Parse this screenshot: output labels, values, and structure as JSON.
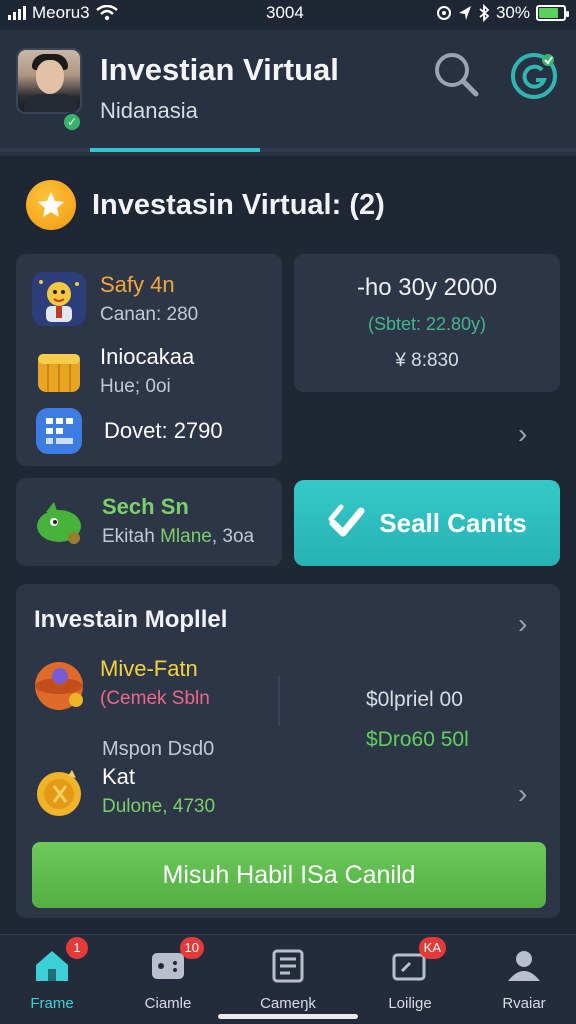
{
  "status_bar": {
    "carrier": "Meoru3",
    "time": "3004",
    "battery": "30%",
    "battery_level": 0.8
  },
  "header": {
    "title": "Investian Virtual",
    "subtitle": "Nidanasia"
  },
  "section": {
    "title": "Investasin Virtual: (2)"
  },
  "holdings": [
    {
      "name": "Safy 4n",
      "detail": "Canan: 280",
      "icon": "mascot-icon"
    },
    {
      "name": "Iniocakaa",
      "detail": "Hue; 0oi",
      "icon": "coin-stack-icon"
    },
    {
      "name": "Dovet: 2790",
      "detail": "",
      "icon": "calculator-icon"
    }
  ],
  "summary": {
    "line1": "-ho 30y 2000",
    "line2": "(Sbtet: 22.80y)",
    "line3": "¥ 8:830"
  },
  "watch_item": {
    "name": "Sech Sn",
    "detail_a": "Ekitah ",
    "detail_b": "Mlane",
    "detail_c": ", 3oa"
  },
  "sell_button": {
    "label": "Seall Canits"
  },
  "model_card": {
    "title": "Investain Mopllel",
    "item1": {
      "name": "Mive-Fatn",
      "detail": "(Cemek Sbln",
      "icon": "ornament-icon"
    },
    "item2_line": "Mspon Dsd0",
    "item3": {
      "name": "Kat",
      "detail": "Dulone, 4730",
      "icon": "gold-coin-icon"
    },
    "value1": "$0lpriel 00",
    "value2": "$Dro60 50l",
    "cta_label": "Misuh Habil ISa Canild"
  },
  "bottom_nav": [
    {
      "label": "Frame",
      "icon": "home-icon",
      "badge": "1",
      "active": true
    },
    {
      "label": "Ciamle",
      "icon": "game-icon",
      "badge": "10",
      "active": false
    },
    {
      "label": "Cameŋk",
      "icon": "wallet-icon",
      "badge": "",
      "active": false
    },
    {
      "label": "Loilige",
      "icon": "card-icon",
      "badge": "KA",
      "active": false
    },
    {
      "label": "Rvaiar",
      "icon": "user-icon",
      "badge": "",
      "active": false
    }
  ],
  "colors": {
    "background": "#1f2634",
    "card": "#2d3647",
    "accent_teal": "#36c3cc",
    "accent_green": "#5fd05f",
    "accent_orange": "#f4a53e"
  }
}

§ **Written request**
Omit the pictures, then output the rest of the listing exactly.

§ **Written answer**
Parse this screenshot: output labels, values, and structure as JSON.
{
  "status_bar": {
    "carrier": "Meoru3",
    "time": "3004",
    "battery": "30%",
    "battery_level": 0.8
  },
  "header": {
    "title": "Investian Virtual",
    "subtitle": "Nidanasia"
  },
  "section": {
    "title": "Investasin Virtual: (2)"
  },
  "holdings": [
    {
      "name": "Safy 4n",
      "detail": "Canan: 280",
      "icon": "mascot-icon"
    },
    {
      "name": "Iniocakaa",
      "detail": "Hue; 0oi",
      "icon": "coin-stack-icon"
    },
    {
      "name": "Dovet: 2790",
      "detail": "",
      "icon": "calculator-icon"
    }
  ],
  "summary": {
    "line1": "-ho 30y 2000",
    "line2": "(Sbtet: 22.80y)",
    "line3": "¥ 8:830"
  },
  "watch_item": {
    "name": "Sech Sn",
    "detail_a": "Ekitah ",
    "detail_b": "Mlane",
    "detail_c": ", 3oa"
  },
  "sell_button": {
    "label": "Seall Canits"
  },
  "model_card": {
    "title": "Investain Mopllel",
    "item1": {
      "name": "Mive-Fatn",
      "detail": "(Cemek Sbln",
      "icon": "ornament-icon"
    },
    "item2_line": "Mspon Dsd0",
    "item3": {
      "name": "Kat",
      "detail": "Dulone, 4730",
      "icon": "gold-coin-icon"
    },
    "value1": "$0lpriel 00",
    "value2": "$Dro60 50l",
    "cta_label": "Misuh Habil ISa Canild"
  },
  "bottom_nav": [
    {
      "label": "Frame",
      "icon": "home-icon",
      "badge": "1",
      "active": true
    },
    {
      "label": "Ciamle",
      "icon": "game-icon",
      "badge": "10",
      "active": false
    },
    {
      "label": "Cameŋk",
      "icon": "wallet-icon",
      "badge": "",
      "active": false
    },
    {
      "label": "Loilige",
      "icon": "card-icon",
      "badge": "KA",
      "active": false
    },
    {
      "label": "Rvaiar",
      "icon": "user-icon",
      "badge": "",
      "active": false
    }
  ],
  "colors": {
    "background": "#1f2634",
    "card": "#2d3647",
    "accent_teal": "#36c3cc",
    "accent_green": "#5fd05f",
    "accent_orange": "#f4a53e"
  }
}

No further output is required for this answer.